• PROBLEM TO SOLVE:
Using the records provided below, locate and copy each line that contains the word "tham".

+ + + +

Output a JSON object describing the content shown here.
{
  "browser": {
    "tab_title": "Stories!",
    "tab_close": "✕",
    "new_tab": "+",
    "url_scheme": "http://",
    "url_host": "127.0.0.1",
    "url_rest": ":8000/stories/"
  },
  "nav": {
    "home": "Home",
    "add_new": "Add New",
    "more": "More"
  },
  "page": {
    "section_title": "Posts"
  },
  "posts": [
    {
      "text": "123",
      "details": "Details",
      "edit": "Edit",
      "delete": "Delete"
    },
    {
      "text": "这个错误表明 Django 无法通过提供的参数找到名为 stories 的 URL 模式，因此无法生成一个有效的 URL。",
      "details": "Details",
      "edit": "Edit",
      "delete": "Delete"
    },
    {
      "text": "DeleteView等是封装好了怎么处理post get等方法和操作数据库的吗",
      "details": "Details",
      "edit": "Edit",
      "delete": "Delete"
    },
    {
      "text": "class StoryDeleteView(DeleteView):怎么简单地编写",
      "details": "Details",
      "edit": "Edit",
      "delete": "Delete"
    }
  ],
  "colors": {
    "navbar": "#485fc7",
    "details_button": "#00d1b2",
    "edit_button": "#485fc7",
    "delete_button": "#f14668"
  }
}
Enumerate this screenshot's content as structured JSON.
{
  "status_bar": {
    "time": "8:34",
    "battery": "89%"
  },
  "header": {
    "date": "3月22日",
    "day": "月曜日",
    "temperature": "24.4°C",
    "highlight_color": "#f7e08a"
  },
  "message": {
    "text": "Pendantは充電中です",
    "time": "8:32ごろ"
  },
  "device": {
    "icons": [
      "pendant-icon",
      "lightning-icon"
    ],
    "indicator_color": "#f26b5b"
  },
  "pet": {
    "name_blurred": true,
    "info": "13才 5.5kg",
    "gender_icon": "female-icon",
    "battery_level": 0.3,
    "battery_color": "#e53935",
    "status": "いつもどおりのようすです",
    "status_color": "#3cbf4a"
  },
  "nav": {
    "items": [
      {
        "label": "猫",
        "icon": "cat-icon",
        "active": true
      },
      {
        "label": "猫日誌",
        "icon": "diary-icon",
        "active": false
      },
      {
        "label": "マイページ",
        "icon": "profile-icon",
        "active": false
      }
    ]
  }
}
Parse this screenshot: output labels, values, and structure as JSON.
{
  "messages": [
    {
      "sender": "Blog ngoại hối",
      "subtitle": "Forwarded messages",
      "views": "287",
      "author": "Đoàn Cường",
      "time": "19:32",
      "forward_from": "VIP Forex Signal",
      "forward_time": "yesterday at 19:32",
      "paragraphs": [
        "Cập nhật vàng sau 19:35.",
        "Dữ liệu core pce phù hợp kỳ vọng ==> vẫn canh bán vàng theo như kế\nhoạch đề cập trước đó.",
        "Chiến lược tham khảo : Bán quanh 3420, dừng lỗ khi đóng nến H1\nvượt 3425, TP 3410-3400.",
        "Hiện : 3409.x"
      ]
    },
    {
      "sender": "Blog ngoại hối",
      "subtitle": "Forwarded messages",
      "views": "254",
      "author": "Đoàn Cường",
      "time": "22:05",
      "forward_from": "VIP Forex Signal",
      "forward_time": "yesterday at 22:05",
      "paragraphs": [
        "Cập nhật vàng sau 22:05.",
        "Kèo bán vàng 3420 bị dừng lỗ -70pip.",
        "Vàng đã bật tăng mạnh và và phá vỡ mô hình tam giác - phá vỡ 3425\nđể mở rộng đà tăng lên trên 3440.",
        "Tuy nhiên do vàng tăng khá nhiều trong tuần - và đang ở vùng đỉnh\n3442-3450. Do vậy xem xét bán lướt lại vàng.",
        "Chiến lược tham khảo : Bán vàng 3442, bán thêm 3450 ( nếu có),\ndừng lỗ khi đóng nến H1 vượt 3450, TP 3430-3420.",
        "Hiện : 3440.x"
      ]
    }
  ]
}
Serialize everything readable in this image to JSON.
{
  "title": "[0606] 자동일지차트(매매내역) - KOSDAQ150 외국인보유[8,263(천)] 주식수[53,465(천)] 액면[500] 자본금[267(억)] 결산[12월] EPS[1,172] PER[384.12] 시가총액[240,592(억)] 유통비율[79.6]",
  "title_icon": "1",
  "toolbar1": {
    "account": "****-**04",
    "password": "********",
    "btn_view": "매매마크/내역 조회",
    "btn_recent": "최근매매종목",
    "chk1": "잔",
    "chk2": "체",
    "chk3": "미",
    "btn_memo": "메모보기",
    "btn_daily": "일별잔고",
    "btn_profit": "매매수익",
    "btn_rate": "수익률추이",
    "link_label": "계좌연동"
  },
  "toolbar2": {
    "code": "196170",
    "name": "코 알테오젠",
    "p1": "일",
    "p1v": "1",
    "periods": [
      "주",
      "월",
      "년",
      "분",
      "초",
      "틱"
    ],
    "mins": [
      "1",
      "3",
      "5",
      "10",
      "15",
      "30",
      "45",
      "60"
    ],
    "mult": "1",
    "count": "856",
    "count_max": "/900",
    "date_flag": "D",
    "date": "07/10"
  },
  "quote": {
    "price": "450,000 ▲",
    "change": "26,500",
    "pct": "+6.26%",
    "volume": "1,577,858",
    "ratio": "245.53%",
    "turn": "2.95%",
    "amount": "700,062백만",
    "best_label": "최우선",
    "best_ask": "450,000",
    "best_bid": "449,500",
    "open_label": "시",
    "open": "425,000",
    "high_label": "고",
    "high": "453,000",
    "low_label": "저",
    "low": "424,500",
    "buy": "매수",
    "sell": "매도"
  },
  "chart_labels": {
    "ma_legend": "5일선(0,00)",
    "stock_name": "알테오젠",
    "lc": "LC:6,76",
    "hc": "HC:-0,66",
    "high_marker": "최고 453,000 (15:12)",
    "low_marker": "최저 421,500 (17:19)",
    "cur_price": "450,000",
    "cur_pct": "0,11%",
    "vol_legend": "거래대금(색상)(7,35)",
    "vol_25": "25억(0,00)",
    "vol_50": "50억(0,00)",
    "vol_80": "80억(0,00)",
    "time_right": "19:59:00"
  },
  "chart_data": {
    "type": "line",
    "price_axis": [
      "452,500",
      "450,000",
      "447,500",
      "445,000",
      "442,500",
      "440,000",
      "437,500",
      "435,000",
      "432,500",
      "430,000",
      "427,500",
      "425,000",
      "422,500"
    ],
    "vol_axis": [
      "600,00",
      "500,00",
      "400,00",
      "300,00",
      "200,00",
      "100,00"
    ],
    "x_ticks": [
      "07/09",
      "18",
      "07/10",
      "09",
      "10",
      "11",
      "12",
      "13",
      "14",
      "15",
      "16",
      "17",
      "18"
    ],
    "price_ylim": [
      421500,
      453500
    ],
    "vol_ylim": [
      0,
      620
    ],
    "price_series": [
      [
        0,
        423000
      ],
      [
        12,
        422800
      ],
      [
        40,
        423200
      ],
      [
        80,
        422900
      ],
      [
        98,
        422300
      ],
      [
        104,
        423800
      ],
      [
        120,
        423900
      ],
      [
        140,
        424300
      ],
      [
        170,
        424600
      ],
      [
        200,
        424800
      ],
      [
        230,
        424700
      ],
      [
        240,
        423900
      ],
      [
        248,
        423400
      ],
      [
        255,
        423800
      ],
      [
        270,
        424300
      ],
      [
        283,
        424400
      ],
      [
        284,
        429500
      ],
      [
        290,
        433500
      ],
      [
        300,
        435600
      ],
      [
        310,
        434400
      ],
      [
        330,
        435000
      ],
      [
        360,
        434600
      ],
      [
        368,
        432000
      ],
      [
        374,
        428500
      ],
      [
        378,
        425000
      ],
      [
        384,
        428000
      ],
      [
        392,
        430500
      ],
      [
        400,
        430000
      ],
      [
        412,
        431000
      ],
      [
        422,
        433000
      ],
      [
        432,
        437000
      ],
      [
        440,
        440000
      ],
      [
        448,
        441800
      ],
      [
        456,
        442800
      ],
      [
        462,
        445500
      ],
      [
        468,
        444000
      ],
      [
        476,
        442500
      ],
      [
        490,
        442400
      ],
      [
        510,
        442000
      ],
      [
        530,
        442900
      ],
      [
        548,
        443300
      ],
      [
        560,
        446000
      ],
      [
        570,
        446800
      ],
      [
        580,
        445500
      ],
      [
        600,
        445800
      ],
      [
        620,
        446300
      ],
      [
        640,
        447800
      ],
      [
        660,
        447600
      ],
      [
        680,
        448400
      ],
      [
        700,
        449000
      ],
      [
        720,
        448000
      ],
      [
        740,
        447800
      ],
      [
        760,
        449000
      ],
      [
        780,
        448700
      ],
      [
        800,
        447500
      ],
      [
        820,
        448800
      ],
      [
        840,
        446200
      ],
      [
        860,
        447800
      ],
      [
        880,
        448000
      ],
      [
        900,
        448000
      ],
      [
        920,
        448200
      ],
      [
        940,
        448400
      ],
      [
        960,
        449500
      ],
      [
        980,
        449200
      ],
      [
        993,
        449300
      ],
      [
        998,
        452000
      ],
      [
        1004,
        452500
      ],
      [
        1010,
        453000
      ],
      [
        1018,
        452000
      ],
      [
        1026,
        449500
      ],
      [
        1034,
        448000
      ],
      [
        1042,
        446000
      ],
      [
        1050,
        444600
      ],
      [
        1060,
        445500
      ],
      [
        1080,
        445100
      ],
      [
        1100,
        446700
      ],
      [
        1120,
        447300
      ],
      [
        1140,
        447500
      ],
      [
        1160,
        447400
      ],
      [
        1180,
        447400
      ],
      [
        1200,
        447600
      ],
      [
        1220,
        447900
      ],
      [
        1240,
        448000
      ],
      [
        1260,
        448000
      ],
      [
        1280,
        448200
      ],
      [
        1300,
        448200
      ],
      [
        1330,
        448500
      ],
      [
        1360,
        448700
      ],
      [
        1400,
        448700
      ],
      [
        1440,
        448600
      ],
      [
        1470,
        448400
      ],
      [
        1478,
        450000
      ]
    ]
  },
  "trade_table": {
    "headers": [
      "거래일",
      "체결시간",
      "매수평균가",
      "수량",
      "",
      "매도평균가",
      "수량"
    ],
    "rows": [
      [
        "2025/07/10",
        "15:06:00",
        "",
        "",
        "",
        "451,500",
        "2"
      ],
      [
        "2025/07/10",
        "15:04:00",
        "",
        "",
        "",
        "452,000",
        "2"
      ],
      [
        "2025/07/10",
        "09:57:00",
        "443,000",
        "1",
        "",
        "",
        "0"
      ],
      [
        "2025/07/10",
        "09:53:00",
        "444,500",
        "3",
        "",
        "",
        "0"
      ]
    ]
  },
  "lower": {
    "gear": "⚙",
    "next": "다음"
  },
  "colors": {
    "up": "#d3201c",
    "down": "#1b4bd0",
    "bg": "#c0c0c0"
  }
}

+ + + +

• WORKED SOLUTION:
        "Chiến lược tham khảo : Bán quanh 3420, dừng lỗ khi đóng nến H1\nvượt 3425, TP 3410-3400.",
        "Chiến lược tham khảo : Bán vàng 3442, bán thêm 3450 ( nếu có),\ndừng lỗ khi đóng nến H1 vượt 3450, TP 3430-3420.",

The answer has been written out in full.